### SET PROBLEM
Work out how many lines in the listing below include the word "subtitle"; answer with the number alone.

### DATASET EXTRACT
-------
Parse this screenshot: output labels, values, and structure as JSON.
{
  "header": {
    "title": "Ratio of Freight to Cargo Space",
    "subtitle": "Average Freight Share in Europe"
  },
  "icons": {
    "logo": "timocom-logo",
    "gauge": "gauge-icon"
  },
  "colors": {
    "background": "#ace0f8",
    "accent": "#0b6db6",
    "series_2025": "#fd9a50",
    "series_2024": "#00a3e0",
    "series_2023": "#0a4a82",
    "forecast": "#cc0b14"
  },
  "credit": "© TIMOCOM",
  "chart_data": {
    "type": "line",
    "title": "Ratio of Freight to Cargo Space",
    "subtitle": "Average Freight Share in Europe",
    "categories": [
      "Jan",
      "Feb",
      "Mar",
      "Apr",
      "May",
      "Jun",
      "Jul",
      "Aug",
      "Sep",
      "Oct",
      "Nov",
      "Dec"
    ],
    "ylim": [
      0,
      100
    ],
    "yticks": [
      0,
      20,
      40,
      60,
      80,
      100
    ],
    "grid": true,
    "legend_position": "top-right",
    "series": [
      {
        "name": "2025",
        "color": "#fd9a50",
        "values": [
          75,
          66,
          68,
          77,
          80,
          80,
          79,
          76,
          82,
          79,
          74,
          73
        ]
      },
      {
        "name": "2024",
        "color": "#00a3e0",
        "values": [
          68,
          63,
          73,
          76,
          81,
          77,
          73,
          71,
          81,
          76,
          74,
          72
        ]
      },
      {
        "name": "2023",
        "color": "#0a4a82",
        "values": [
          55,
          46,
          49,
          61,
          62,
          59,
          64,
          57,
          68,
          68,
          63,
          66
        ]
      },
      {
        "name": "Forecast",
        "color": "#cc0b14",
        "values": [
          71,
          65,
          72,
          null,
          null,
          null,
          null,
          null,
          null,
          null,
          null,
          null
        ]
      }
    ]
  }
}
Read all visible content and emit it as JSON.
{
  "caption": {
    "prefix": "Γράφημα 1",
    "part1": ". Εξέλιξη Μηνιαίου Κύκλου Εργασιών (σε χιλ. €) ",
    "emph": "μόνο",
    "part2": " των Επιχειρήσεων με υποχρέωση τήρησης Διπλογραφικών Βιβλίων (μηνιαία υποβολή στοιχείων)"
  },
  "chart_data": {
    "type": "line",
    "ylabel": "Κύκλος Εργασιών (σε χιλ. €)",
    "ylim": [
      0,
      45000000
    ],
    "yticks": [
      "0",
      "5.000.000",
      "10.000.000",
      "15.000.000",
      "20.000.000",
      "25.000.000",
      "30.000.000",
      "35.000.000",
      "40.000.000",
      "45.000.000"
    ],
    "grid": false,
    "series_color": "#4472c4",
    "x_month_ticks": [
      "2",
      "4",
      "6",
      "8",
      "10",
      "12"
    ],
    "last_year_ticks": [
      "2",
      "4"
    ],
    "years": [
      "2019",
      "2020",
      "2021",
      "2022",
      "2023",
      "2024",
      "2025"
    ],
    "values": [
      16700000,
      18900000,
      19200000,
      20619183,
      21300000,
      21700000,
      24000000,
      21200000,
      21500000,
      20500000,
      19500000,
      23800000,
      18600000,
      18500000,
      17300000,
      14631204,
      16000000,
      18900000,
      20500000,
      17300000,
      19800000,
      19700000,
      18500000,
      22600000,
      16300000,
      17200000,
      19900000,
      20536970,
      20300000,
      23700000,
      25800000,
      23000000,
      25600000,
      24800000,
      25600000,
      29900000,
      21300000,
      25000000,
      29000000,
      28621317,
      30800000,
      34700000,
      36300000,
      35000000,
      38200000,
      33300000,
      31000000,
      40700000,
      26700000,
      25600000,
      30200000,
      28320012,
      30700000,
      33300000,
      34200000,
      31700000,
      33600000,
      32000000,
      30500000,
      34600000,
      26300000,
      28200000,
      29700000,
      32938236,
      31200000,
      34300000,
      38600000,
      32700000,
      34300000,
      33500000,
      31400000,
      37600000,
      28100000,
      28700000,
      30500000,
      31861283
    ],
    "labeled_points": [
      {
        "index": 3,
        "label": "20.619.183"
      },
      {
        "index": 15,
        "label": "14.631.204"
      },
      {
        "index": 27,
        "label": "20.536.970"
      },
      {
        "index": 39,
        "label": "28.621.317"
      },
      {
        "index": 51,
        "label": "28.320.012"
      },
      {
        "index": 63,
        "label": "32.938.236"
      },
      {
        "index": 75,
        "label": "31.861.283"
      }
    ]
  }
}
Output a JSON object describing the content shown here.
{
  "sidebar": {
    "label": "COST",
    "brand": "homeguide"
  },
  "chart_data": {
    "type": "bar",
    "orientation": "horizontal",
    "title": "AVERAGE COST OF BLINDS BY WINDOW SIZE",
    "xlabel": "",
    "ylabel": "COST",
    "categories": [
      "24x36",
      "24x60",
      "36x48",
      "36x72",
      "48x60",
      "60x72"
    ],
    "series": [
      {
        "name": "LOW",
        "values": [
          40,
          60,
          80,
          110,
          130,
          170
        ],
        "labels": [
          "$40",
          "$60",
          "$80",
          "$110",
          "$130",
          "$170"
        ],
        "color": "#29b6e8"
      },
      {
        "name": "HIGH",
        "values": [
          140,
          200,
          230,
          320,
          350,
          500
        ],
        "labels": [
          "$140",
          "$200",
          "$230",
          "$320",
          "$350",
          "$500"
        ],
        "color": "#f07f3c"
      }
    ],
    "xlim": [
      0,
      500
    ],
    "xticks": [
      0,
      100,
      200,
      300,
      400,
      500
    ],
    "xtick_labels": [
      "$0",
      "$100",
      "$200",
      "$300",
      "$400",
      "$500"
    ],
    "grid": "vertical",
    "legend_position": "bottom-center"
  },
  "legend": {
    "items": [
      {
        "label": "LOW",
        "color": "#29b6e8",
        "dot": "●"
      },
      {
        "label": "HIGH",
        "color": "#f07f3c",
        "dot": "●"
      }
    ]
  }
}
-------
### RESPONSE BELOW
2